TASK INPUT:
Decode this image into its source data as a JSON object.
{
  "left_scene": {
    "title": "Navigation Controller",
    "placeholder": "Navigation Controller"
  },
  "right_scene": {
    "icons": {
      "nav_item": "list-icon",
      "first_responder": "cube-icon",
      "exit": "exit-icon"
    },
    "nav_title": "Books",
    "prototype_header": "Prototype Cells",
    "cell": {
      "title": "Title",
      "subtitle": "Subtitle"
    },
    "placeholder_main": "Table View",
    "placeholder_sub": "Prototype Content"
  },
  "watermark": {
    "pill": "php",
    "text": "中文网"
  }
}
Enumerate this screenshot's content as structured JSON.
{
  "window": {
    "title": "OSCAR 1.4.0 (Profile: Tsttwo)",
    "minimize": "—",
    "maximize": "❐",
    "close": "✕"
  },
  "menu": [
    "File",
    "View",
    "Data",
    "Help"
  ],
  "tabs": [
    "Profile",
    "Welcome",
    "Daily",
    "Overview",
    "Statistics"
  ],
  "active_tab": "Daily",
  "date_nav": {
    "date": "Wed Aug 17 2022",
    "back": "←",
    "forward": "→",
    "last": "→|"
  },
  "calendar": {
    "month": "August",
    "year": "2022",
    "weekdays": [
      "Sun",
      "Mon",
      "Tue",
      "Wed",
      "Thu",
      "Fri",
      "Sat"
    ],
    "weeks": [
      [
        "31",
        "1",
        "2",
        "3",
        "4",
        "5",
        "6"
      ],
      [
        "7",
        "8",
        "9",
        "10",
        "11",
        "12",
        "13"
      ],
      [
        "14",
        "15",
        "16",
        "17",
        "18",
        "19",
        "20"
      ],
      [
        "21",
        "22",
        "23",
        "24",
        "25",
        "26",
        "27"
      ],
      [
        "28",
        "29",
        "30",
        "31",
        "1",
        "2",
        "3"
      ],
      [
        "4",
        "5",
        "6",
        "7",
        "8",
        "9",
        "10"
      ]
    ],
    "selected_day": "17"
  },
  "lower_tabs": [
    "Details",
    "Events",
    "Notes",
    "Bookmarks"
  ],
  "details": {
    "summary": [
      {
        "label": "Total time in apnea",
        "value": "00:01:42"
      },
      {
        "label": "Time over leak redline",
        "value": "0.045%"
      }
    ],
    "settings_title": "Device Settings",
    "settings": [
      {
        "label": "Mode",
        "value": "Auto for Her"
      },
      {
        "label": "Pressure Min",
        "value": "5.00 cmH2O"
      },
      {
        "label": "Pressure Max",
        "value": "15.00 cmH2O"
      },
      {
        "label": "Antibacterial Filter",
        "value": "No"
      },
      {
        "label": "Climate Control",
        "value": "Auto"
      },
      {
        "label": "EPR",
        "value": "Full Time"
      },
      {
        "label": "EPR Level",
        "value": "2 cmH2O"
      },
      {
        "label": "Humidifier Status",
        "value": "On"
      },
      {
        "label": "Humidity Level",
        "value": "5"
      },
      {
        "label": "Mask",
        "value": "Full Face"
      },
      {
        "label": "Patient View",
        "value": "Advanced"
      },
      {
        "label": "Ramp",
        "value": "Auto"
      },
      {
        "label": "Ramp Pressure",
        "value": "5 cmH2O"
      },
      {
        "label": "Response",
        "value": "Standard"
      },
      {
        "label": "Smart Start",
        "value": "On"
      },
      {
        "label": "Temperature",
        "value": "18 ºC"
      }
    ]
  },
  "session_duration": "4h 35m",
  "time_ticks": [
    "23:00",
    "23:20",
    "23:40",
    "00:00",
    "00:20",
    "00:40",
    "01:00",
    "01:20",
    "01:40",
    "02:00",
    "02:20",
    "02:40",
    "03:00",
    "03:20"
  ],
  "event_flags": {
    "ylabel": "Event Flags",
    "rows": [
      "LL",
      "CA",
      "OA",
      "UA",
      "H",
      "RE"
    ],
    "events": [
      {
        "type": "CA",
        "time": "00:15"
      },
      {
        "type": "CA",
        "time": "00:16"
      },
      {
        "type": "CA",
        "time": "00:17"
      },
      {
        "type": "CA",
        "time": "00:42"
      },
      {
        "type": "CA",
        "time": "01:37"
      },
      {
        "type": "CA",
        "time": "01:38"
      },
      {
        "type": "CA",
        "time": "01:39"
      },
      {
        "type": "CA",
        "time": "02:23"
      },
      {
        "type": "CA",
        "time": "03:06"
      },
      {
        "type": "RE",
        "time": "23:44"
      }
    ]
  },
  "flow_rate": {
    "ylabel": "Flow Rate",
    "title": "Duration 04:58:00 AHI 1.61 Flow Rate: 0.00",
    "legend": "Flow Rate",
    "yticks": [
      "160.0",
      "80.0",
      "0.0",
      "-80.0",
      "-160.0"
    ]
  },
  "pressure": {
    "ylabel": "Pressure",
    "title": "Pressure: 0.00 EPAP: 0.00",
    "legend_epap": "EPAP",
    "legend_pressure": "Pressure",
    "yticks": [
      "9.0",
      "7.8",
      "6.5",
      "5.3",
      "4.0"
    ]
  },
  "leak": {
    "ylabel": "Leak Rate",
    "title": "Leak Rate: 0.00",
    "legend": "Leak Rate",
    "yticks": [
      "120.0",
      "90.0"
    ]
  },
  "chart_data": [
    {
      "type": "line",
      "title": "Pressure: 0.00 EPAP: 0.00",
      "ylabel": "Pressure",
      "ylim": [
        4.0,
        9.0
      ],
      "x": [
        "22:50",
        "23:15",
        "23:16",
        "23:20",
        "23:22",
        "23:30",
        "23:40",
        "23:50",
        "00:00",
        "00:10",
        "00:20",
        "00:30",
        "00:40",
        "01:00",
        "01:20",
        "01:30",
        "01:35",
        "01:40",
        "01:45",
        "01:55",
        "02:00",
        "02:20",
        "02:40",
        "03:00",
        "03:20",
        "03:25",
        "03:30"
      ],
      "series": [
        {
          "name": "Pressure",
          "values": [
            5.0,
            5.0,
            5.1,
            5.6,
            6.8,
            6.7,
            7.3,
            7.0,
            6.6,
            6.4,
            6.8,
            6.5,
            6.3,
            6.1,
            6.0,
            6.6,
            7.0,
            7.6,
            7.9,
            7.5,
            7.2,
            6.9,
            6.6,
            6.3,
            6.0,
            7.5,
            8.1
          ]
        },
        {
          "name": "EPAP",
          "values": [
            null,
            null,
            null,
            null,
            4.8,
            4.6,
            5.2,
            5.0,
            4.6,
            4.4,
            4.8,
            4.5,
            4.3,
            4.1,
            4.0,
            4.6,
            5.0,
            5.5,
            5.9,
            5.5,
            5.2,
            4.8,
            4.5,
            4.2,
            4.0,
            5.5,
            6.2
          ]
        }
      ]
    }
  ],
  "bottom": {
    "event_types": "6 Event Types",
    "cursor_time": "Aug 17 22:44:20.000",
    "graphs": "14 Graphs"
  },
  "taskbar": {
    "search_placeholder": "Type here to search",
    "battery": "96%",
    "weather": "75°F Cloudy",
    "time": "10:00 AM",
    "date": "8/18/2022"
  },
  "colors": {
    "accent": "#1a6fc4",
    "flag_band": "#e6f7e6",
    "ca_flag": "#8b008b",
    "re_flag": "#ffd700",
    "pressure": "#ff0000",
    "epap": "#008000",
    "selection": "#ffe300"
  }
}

WORK REQUIRED: Print every line of the records above without a single difference.

ANSWER BELOW:
Decode this image into its source data as a JSON object.
{
  "left_scene": {
    "title": "Navigation Controller",
    "placeholder": "Navigation Controller"
  },
  "right_scene": {
    "icons": {
      "nav_item": "list-icon",
      "first_responder": "cube-icon",
      "exit": "exit-icon"
    },
    "nav_title": "Books",
    "prototype_header": "Prototype Cells",
    "cell": {
      "title": "Title",
      "subtitle": "Subtitle"
    },
    "placeholder_main": "Table View",
    "placeholder_sub": "Prototype Content"
  },
  "watermark": {
    "pill": "php",
    "text": "中文网"
  }
}
Enumerate this screenshot's content as structured JSON.
{
  "window": {
    "title": "OSCAR 1.4.0 (Profile: Tsttwo)",
    "minimize": "—",
    "maximize": "❐",
    "close": "✕"
  },
  "menu": [
    "File",
    "View",
    "Data",
    "Help"
  ],
  "tabs": [
    "Profile",
    "Welcome",
    "Daily",
    "Overview",
    "Statistics"
  ],
  "active_tab": "Daily",
  "date_nav": {
    "date": "Wed Aug 17 2022",
    "back": "←",
    "forward": "→",
    "last": "→|"
  },
  "calendar": {
    "month": "August",
    "year": "2022",
    "weekdays": [
      "Sun",
      "Mon",
      "Tue",
      "Wed",
      "Thu",
      "Fri",
      "Sat"
    ],
    "weeks": [
      [
        "31",
        "1",
        "2",
        "3",
        "4",
        "5",
        "6"
      ],
      [
        "7",
        "8",
        "9",
        "10",
        "11",
        "12",
        "13"
      ],
      [
        "14",
        "15",
        "16",
        "17",
        "18",
        "19",
        "20"
      ],
      [
        "21",
        "22",
        "23",
        "24",
        "25",
        "26",
        "27"
      ],
      [
        "28",
        "29",
        "30",
        "31",
        "1",
        "2",
        "3"
      ],
      [
        "4",
        "5",
        "6",
        "7",
        "8",
        "9",
        "10"
      ]
    ],
    "selected_day": "17"
  },
  "lower_tabs": [
    "Details",
    "Events",
    "Notes",
    "Bookmarks"
  ],
  "details": {
    "summary": [
      {
        "label": "Total time in apnea",
        "value": "00:01:42"
      },
      {
        "label": "Time over leak redline",
        "value": "0.045%"
      }
    ],
    "settings_title": "Device Settings",
    "settings": [
      {
        "label": "Mode",
        "value": "Auto for Her"
      },
      {
        "label": "Pressure Min",
        "value": "5.00 cmH2O"
      },
      {
        "label": "Pressure Max",
        "value": "15.00 cmH2O"
      },
      {
        "label": "Antibacterial Filter",
        "value": "No"
      },
      {
        "label": "Climate Control",
        "value": "Auto"
      },
      {
        "label": "EPR",
        "value": "Full Time"
      },
      {
        "label": "EPR Level",
        "value": "2 cmH2O"
      },
      {
        "label": "Humidifier Status",
        "value": "On"
      },
      {
        "label": "Humidity Level",
        "value": "5"
      },
      {
        "label": "Mask",
        "value": "Full Face"
      },
      {
        "label": "Patient View",
        "value": "Advanced"
      },
      {
        "label": "Ramp",
        "value": "Auto"
      },
      {
        "label": "Ramp Pressure",
        "value": "5 cmH2O"
      },
      {
        "label": "Response",
        "value": "Standard"
      },
      {
        "label": "Smart Start",
        "value": "On"
      },
      {
        "label": "Temperature",
        "value": "18 ºC"
      }
    ]
  },
  "session_duration": "4h 35m",
  "time_ticks": [
    "23:00",
    "23:20",
    "23:40",
    "00:00",
    "00:20",
    "00:40",
    "01:00",
    "01:20",
    "01:40",
    "02:00",
    "02:20",
    "02:40",
    "03:00",
    "03:20"
  ],
  "event_flags": {
    "ylabel": "Event Flags",
    "rows": [
      "LL",
      "CA",
      "OA",
      "UA",
      "H",
      "RE"
    ],
    "events": [
      {
        "type": "CA",
        "time": "00:15"
      },
      {
        "type": "CA",
        "time": "00:16"
      },
      {
        "type": "CA",
        "time": "00:17"
      },
      {
        "type": "CA",
        "time": "00:42"
      },
      {
        "type": "CA",
        "time": "01:37"
      },
      {
        "type": "CA",
        "time": "01:38"
      },
      {
        "type": "CA",
        "time": "01:39"
      },
      {
        "type": "CA",
        "time": "02:23"
      },
      {
        "type": "CA",
        "time": "03:06"
      },
      {
        "type": "RE",
        "time": "23:44"
      }
    ]
  },
  "flow_rate": {
    "ylabel": "Flow Rate",
    "title": "Duration 04:58:00 AHI 1.61 Flow Rate: 0.00",
    "legend": "Flow Rate",
    "yticks": [
      "160.0",
      "80.0",
      "0.0",
      "-80.0",
      "-160.0"
    ]
  },
  "pressure": {
    "ylabel": "Pressure",
    "title": "Pressure: 0.00 EPAP: 0.00",
    "legend_epap": "EPAP",
    "legend_pressure": "Pressure",
    "yticks": [
      "9.0",
      "7.8",
      "6.5",
      "5.3",
      "4.0"
    ]
  },
  "leak": {
    "ylabel": "Leak Rate",
    "title": "Leak Rate: 0.00",
    "legend": "Leak Rate",
    "yticks": [
      "120.0",
      "90.0"
    ]
  },
  "chart_data": [
    {
      "type": "line",
      "title": "Pressure: 0.00 EPAP: 0.00",
      "ylabel": "Pressure",
      "ylim": [
        4.0,
        9.0
      ],
      "x": [
        "22:50",
        "23:15",
        "23:16",
        "23:20",
        "23:22",
        "23:30",
        "23:40",
        "23:50",
        "00:00",
        "00:10",
        "00:20",
        "00:30",
        "00:40",
        "01:00",
        "01:20",
        "01:30",
        "01:35",
        "01:40",
        "01:45",
        "01:55",
        "02:00",
        "02:20",
        "02:40",
        "03:00",
        "03:20",
        "03:25",
        "03:30"
      ],
      "series": [
        {
          "name": "Pressure",
          "values": [
            5.0,
            5.0,
            5.1,
            5.6,
            6.8,
            6.7,
            7.3,
            7.0,
            6.6,
            6.4,
            6.8,
            6.5,
            6.3,
            6.1,
            6.0,
            6.6,
            7.0,
            7.6,
            7.9,
            7.5,
            7.2,
            6.9,
            6.6,
            6.3,
            6.0,
            7.5,
            8.1
          ]
        },
        {
          "name": "EPAP",
          "values": [
            null,
            null,
            null,
            null,
            4.8,
            4.6,
            5.2,
            5.0,
            4.6,
            4.4,
            4.8,
            4.5,
            4.3,
            4.1,
            4.0,
            4.6,
            5.0,
            5.5,
            5.9,
            5.5,
            5.2,
            4.8,
            4.5,
            4.2,
            4.0,
            5.5,
            6.2
          ]
        }
      ]
    }
  ],
  "bottom": {
    "event_types": "6 Event Types",
    "cursor_time": "Aug 17 22:44:20.000",
    "graphs": "14 Graphs"
  },
  "taskbar": {
    "search_placeholder": "Type here to search",
    "battery": "96%",
    "weather": "75°F Cloudy",
    "time": "10:00 AM",
    "date": "8/18/2022"
  },
  "colors": {
    "accent": "#1a6fc4",
    "flag_band": "#e6f7e6",
    "ca_flag": "#8b008b",
    "re_flag": "#ffd700",
    "pressure": "#ff0000",
    "epap": "#008000",
    "selection": "#ffe300"
  }
}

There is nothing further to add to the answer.